_What this task involves_
Reproduce all of the data word for word.

_Records from a collection_
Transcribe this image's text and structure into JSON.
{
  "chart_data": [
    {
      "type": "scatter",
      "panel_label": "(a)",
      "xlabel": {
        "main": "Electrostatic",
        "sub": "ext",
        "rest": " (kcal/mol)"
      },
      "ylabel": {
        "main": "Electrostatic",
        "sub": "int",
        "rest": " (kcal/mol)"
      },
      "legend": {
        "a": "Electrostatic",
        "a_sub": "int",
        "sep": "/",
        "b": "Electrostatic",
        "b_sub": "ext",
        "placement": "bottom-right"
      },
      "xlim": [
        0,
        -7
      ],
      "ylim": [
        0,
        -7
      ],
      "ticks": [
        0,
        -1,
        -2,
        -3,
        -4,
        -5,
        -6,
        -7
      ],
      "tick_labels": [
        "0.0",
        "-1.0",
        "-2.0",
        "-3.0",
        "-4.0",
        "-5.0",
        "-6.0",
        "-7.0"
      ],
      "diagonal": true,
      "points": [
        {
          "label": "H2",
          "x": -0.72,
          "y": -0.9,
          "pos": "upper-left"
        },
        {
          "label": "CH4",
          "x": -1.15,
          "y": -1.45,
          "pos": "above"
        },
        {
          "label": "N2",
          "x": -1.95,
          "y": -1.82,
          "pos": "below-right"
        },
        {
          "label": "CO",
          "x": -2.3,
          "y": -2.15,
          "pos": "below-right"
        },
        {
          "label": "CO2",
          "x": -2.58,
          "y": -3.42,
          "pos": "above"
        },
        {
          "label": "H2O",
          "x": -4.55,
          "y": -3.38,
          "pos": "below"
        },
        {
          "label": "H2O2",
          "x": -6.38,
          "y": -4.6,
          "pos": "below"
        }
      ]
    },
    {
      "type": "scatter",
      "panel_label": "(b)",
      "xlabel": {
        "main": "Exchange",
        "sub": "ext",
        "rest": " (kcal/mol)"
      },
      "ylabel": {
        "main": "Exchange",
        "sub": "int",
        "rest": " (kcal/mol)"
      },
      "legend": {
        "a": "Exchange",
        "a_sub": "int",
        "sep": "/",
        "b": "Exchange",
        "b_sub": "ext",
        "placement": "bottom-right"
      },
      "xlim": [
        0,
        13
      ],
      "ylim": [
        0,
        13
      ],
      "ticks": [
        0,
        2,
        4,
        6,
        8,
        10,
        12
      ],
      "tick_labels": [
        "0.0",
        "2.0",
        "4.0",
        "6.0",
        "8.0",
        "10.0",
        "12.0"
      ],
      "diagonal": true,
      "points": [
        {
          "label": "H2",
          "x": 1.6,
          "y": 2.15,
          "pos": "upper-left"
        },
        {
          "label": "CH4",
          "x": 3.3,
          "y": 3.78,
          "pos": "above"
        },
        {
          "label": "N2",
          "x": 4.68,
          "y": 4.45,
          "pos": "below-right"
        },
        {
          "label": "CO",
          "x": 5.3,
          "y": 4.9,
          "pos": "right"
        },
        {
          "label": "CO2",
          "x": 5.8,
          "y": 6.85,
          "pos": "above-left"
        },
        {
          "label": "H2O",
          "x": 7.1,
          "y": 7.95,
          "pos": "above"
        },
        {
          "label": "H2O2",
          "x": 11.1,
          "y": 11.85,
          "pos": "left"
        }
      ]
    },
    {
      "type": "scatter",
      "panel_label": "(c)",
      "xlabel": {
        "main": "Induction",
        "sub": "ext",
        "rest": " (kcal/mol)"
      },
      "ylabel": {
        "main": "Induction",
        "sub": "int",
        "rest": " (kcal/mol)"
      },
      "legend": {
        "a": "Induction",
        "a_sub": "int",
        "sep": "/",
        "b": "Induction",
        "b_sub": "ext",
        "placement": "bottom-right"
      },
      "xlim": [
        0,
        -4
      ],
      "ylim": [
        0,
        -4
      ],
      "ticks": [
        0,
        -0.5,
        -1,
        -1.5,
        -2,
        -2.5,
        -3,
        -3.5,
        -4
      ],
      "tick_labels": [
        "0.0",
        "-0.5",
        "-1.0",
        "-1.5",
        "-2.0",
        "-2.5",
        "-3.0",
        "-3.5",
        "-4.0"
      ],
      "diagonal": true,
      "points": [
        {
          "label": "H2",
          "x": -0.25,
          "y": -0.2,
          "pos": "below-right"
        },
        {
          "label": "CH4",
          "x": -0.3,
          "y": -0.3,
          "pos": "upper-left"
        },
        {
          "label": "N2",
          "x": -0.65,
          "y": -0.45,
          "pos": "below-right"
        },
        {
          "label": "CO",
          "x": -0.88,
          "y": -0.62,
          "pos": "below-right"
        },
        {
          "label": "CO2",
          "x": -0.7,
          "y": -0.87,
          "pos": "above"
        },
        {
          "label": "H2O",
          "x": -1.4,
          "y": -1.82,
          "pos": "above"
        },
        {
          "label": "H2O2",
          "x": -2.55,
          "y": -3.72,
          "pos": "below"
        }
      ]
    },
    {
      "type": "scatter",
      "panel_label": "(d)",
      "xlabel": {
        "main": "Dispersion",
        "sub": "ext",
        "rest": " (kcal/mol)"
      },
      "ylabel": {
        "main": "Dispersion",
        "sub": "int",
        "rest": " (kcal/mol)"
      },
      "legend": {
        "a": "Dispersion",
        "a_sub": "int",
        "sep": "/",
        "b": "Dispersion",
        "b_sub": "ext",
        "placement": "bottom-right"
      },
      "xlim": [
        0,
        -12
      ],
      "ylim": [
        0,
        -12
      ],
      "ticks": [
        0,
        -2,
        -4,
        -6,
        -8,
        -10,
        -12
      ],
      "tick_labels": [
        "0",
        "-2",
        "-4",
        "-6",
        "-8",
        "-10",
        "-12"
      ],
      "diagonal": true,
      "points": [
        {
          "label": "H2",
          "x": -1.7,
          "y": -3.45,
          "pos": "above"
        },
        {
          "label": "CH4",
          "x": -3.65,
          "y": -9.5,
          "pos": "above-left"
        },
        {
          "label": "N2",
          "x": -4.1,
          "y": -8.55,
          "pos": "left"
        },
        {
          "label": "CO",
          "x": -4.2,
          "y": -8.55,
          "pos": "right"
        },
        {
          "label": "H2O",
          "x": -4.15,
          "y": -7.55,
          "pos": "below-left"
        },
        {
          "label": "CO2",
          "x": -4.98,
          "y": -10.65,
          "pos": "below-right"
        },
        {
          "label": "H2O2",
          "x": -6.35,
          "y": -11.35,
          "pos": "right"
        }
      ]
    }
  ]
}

_Exercise solution_
Transcribe this image's text and structure into JSON.
{
  "chart_data": [
    {
      "type": "scatter",
      "panel_label": "(a)",
      "xlabel": {
        "main": "Electrostatic",
        "sub": "ext",
        "rest": " (kcal/mol)"
      },
      "ylabel": {
        "main": "Electrostatic",
        "sub": "int",
        "rest": " (kcal/mol)"
      },
      "legend": {
        "a": "Electrostatic",
        "a_sub": "int",
        "sep": "/",
        "b": "Electrostatic",
        "b_sub": "ext",
        "placement": "bottom-right"
      },
      "xlim": [
        0,
        -7
      ],
      "ylim": [
        0,
        -7
      ],
      "ticks": [
        0,
        -1,
        -2,
        -3,
        -4,
        -5,
        -6,
        -7
      ],
      "tick_labels": [
        "0.0",
        "-1.0",
        "-2.0",
        "-3.0",
        "-4.0",
        "-5.0",
        "-6.0",
        "-7.0"
      ],
      "diagonal": true,
      "points": [
        {
          "label": "H2",
          "x": -0.72,
          "y": -0.9,
          "pos": "upper-left"
        },
        {
          "label": "CH4",
          "x": -1.15,
          "y": -1.45,
          "pos": "above"
        },
        {
          "label": "N2",
          "x": -1.95,
          "y": -1.82,
          "pos": "below-right"
        },
        {
          "label": "CO",
          "x": -2.3,
          "y": -2.15,
          "pos": "below-right"
        },
        {
          "label": "CO2",
          "x": -2.58,
          "y": -3.42,
          "pos": "above"
        },
        {
          "label": "H2O",
          "x": -4.55,
          "y": -3.38,
          "pos": "below"
        },
        {
          "label": "H2O2",
          "x": -6.38,
          "y": -4.6,
          "pos": "below"
        }
      ]
    },
    {
      "type": "scatter",
      "panel_label": "(b)",
      "xlabel": {
        "main": "Exchange",
        "sub": "ext",
        "rest": " (kcal/mol)"
      },
      "ylabel": {
        "main": "Exchange",
        "sub": "int",
        "rest": " (kcal/mol)"
      },
      "legend": {
        "a": "Exchange",
        "a_sub": "int",
        "sep": "/",
        "b": "Exchange",
        "b_sub": "ext",
        "placement": "bottom-right"
      },
      "xlim": [
        0,
        13
      ],
      "ylim": [
        0,
        13
      ],
      "ticks": [
        0,
        2,
        4,
        6,
        8,
        10,
        12
      ],
      "tick_labels": [
        "0.0",
        "2.0",
        "4.0",
        "6.0",
        "8.0",
        "10.0",
        "12.0"
      ],
      "diagonal": true,
      "points": [
        {
          "label": "H2",
          "x": 1.6,
          "y": 2.15,
          "pos": "upper-left"
        },
        {
          "label": "CH4",
          "x": 3.3,
          "y": 3.78,
          "pos": "above"
        },
        {
          "label": "N2",
          "x": 4.68,
          "y": 4.45,
          "pos": "below-right"
        },
        {
          "label": "CO",
          "x": 5.3,
          "y": 4.9,
          "pos": "right"
        },
        {
          "label": "CO2",
          "x": 5.8,
          "y": 6.85,
          "pos": "above-left"
        },
        {
          "label": "H2O",
          "x": 7.1,
          "y": 7.95,
          "pos": "above"
        },
        {
          "label": "H2O2",
          "x": 11.1,
          "y": 11.85,
          "pos": "left"
        }
      ]
    },
    {
      "type": "scatter",
      "panel_label": "(c)",
      "xlabel": {
        "main": "Induction",
        "sub": "ext",
        "rest": " (kcal/mol)"
      },
      "ylabel": {
        "main": "Induction",
        "sub": "int",
        "rest": " (kcal/mol)"
      },
      "legend": {
        "a": "Induction",
        "a_sub": "int",
        "sep": "/",
        "b": "Induction",
        "b_sub": "ext",
        "placement": "bottom-right"
      },
      "xlim": [
        0,
        -4
      ],
      "ylim": [
        0,
        -4
      ],
      "ticks": [
        0,
        -0.5,
        -1,
        -1.5,
        -2,
        -2.5,
        -3,
        -3.5,
        -4
      ],
      "tick_labels": [
        "0.0",
        "-0.5",
        "-1.0",
        "-1.5",
        "-2.0",
        "-2.5",
        "-3.0",
        "-3.5",
        "-4.0"
      ],
      "diagonal": true,
      "points": [
        {
          "label": "H2",
          "x": -0.25,
          "y": -0.2,
          "pos": "below-right"
        },
        {
          "label": "CH4",
          "x": -0.3,
          "y": -0.3,
          "pos": "upper-left"
        },
        {
          "label": "N2",
          "x": -0.65,
          "y": -0.45,
          "pos": "below-right"
        },
        {
          "label": "CO",
          "x": -0.88,
          "y": -0.62,
          "pos": "below-right"
        },
        {
          "label": "CO2",
          "x": -0.7,
          "y": -0.87,
          "pos": "above"
        },
        {
          "label": "H2O",
          "x": -1.4,
          "y": -1.82,
          "pos": "above"
        },
        {
          "label": "H2O2",
          "x": -2.55,
          "y": -3.72,
          "pos": "below"
        }
      ]
    },
    {
      "type": "scatter",
      "panel_label": "(d)",
      "xlabel": {
        "main": "Dispersion",
        "sub": "ext",
        "rest": " (kcal/mol)"
      },
      "ylabel": {
        "main": "Dispersion",
        "sub": "int",
        "rest": " (kcal/mol)"
      },
      "legend": {
        "a": "Dispersion",
        "a_sub": "int",
        "sep": "/",
        "b": "Dispersion",
        "b_sub": "ext",
        "placement": "bottom-right"
      },
      "xlim": [
        0,
        -12
      ],
      "ylim": [
        0,
        -12
      ],
      "ticks": [
        0,
        -2,
        -4,
        -6,
        -8,
        -10,
        -12
      ],
      "tick_labels": [
        "0",
        "-2",
        "-4",
        "-6",
        "-8",
        "-10",
        "-12"
      ],
      "diagonal": true,
      "points": [
        {
          "label": "H2",
          "x": -1.7,
          "y": -3.45,
          "pos": "above"
        },
        {
          "label": "CH4",
          "x": -3.65,
          "y": -9.5,
          "pos": "above-left"
        },
        {
          "label": "N2",
          "x": -4.1,
          "y": -8.55,
          "pos": "left"
        },
        {
          "label": "CO",
          "x": -4.2,
          "y": -8.55,
          "pos": "right"
        },
        {
          "label": "H2O",
          "x": -4.15,
          "y": -7.55,
          "pos": "below-left"
        },
        {
          "label": "CO2",
          "x": -4.98,
          "y": -10.65,
          "pos": "below-right"
        },
        {
          "label": "H2O2",
          "x": -6.35,
          "y": -11.35,
          "pos": "right"
        }
      ]
    }
  ]
}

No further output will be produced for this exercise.